| Set exercise |
In the entries that follow, count each line containing "JSON" and state the total, nothing more.

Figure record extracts
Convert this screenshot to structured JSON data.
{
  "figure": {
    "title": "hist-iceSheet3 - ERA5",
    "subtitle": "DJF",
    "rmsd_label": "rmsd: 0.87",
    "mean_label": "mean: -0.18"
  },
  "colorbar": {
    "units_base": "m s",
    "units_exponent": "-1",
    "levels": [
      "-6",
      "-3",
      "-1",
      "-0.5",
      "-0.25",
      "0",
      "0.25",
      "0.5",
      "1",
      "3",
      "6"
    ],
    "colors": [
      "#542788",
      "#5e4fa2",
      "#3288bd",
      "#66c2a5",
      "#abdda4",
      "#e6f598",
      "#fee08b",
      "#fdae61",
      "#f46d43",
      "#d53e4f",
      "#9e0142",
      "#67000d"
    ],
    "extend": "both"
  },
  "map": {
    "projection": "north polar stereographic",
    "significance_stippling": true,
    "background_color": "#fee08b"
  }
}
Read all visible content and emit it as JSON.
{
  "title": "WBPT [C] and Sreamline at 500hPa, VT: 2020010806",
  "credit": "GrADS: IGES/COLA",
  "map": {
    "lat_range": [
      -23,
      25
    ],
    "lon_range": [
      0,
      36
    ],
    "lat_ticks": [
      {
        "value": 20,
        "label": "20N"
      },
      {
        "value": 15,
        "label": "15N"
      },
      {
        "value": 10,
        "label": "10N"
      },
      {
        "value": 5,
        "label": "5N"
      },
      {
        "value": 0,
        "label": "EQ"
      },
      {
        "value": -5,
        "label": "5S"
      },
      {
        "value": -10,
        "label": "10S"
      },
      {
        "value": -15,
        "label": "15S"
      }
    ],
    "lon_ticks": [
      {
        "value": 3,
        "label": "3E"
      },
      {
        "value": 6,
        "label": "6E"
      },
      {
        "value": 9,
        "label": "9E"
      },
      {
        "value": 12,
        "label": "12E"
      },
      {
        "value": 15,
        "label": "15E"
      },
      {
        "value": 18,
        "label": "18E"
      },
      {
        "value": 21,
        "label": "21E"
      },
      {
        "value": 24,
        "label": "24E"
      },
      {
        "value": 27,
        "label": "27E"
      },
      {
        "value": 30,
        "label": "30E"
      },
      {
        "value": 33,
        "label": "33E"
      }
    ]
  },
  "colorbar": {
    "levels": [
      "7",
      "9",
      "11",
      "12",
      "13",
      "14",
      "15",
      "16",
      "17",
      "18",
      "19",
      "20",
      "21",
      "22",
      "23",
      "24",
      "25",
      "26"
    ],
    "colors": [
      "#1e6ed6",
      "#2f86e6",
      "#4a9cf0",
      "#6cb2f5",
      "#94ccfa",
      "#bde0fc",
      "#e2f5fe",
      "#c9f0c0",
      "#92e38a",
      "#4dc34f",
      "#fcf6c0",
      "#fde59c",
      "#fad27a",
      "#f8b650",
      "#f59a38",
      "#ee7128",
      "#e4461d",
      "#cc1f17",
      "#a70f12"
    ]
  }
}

| Solved problem |
2